### What the task asks
Copy each line of the entries that contains the word "Azimuth".

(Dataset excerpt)

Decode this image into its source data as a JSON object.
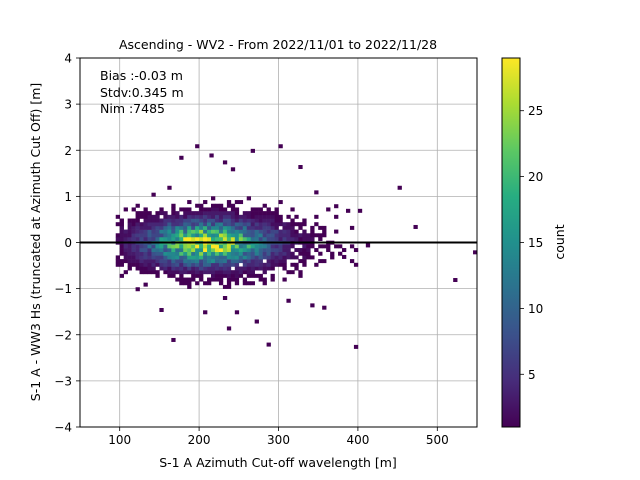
{
  "chart_data": {
    "type": "heatmap",
    "title": "Ascending - WV2 - From 2022/11/01 to 2022/11/28",
    "xlabel": "S-1 A Azimuth Cut-off wavelength [m]",
    "ylabel": "S-1 A - WW3 Hs (truncated at Azimuth Cut Off) [m]",
    "xlim": [
      50,
      550
    ],
    "ylim": [
      -4,
      4
    ],
    "xticks": [
      100,
      200,
      300,
      400,
      500
    ],
    "yticks": [
      -4,
      -3,
      -2,
      -1,
      0,
      1,
      2,
      3,
      4
    ],
    "grid": true,
    "annotations": [
      "Bias :-0.03 m",
      "Stdv:0.345 m",
      "Nim :7485"
    ],
    "reference_line_y": 0,
    "colormap": "viridis",
    "colorbar": {
      "label": "count",
      "min": 1,
      "max": 29,
      "ticks": [
        5,
        10,
        15,
        20,
        25
      ]
    },
    "density_model": {
      "center_x": 205,
      "center_y": -0.05,
      "sigma_x": 48,
      "sigma_y": 0.3,
      "peak_count": 28,
      "bin_width_x": 5,
      "bin_height_y": 0.08,
      "x_extent": [
        95,
        420
      ],
      "y_extent": [
        -1.4,
        1.2
      ]
    },
    "outliers": [
      {
        "x": 470,
        "y": 0.3
      },
      {
        "x": 450,
        "y": 1.15
      },
      {
        "x": 545,
        "y": -0.25
      },
      {
        "x": 520,
        "y": -0.85
      },
      {
        "x": 395,
        "y": -2.3
      },
      {
        "x": 285,
        "y": -2.25
      },
      {
        "x": 165,
        "y": -2.15
      },
      {
        "x": 235,
        "y": -1.9
      },
      {
        "x": 245,
        "y": -1.55
      },
      {
        "x": 270,
        "y": -1.75
      },
      {
        "x": 340,
        "y": -1.4
      },
      {
        "x": 355,
        "y": -1.45
      },
      {
        "x": 195,
        "y": 2.05
      },
      {
        "x": 265,
        "y": 1.95
      },
      {
        "x": 230,
        "y": 1.7
      },
      {
        "x": 300,
        "y": 2.05
      },
      {
        "x": 325,
        "y": 1.6
      },
      {
        "x": 240,
        "y": 1.55
      },
      {
        "x": 175,
        "y": 1.8
      },
      {
        "x": 213,
        "y": 1.85
      },
      {
        "x": 370,
        "y": 0.75
      },
      {
        "x": 385,
        "y": 0.65
      },
      {
        "x": 400,
        "y": 0.65
      },
      {
        "x": 345,
        "y": 1.05
      },
      {
        "x": 140,
        "y": 1.0
      },
      {
        "x": 160,
        "y": 1.15
      },
      {
        "x": 120,
        "y": -1.05
      },
      {
        "x": 130,
        "y": -0.95
      },
      {
        "x": 150,
        "y": -1.5
      },
      {
        "x": 205,
        "y": -1.55
      },
      {
        "x": 310,
        "y": -1.3
      },
      {
        "x": 380,
        "y": -0.35
      },
      {
        "x": 410,
        "y": -0.1
      }
    ]
  }
}
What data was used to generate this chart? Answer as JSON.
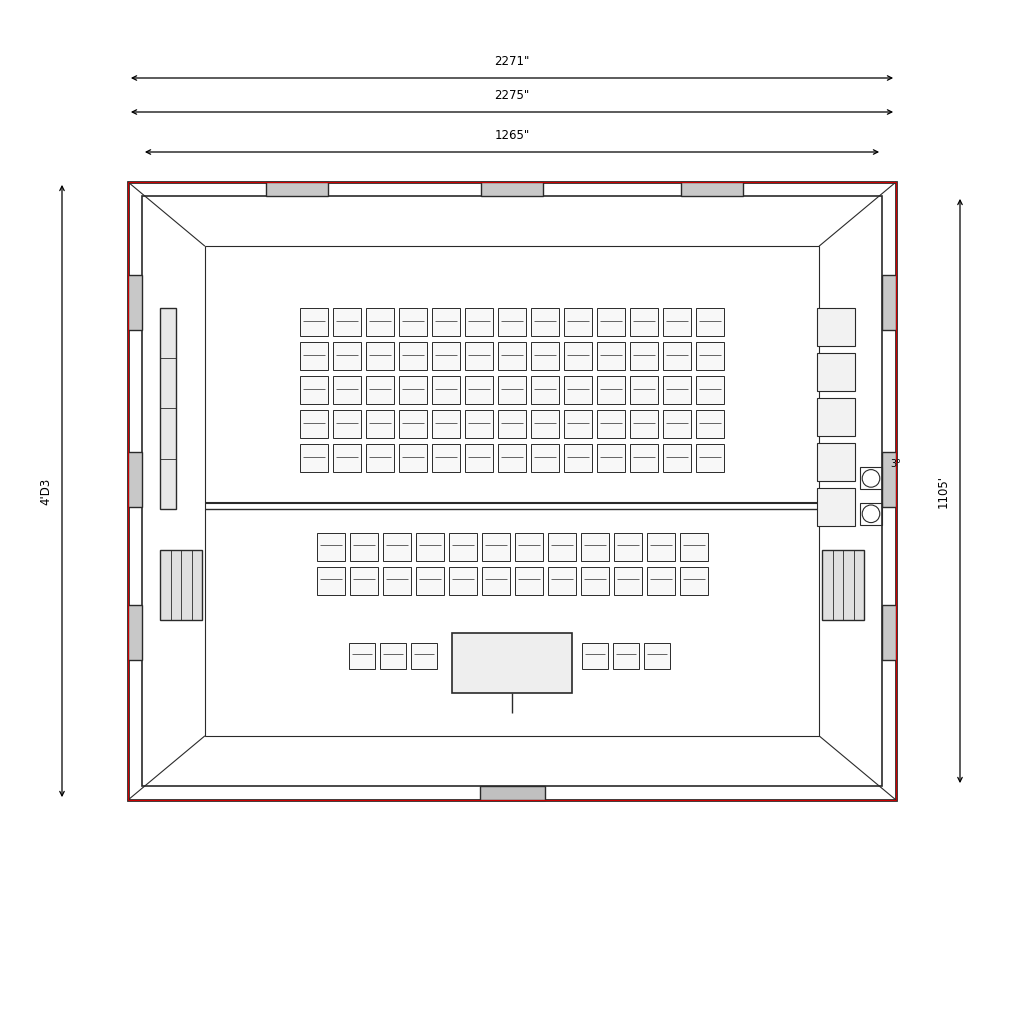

### Response
    "xlabel": "S-1 A Azimuth Cut-off wavelength [m]",
    "ylabel": "S-1 A - WW3 Hs (truncated at Azimuth Cut Off) [m]",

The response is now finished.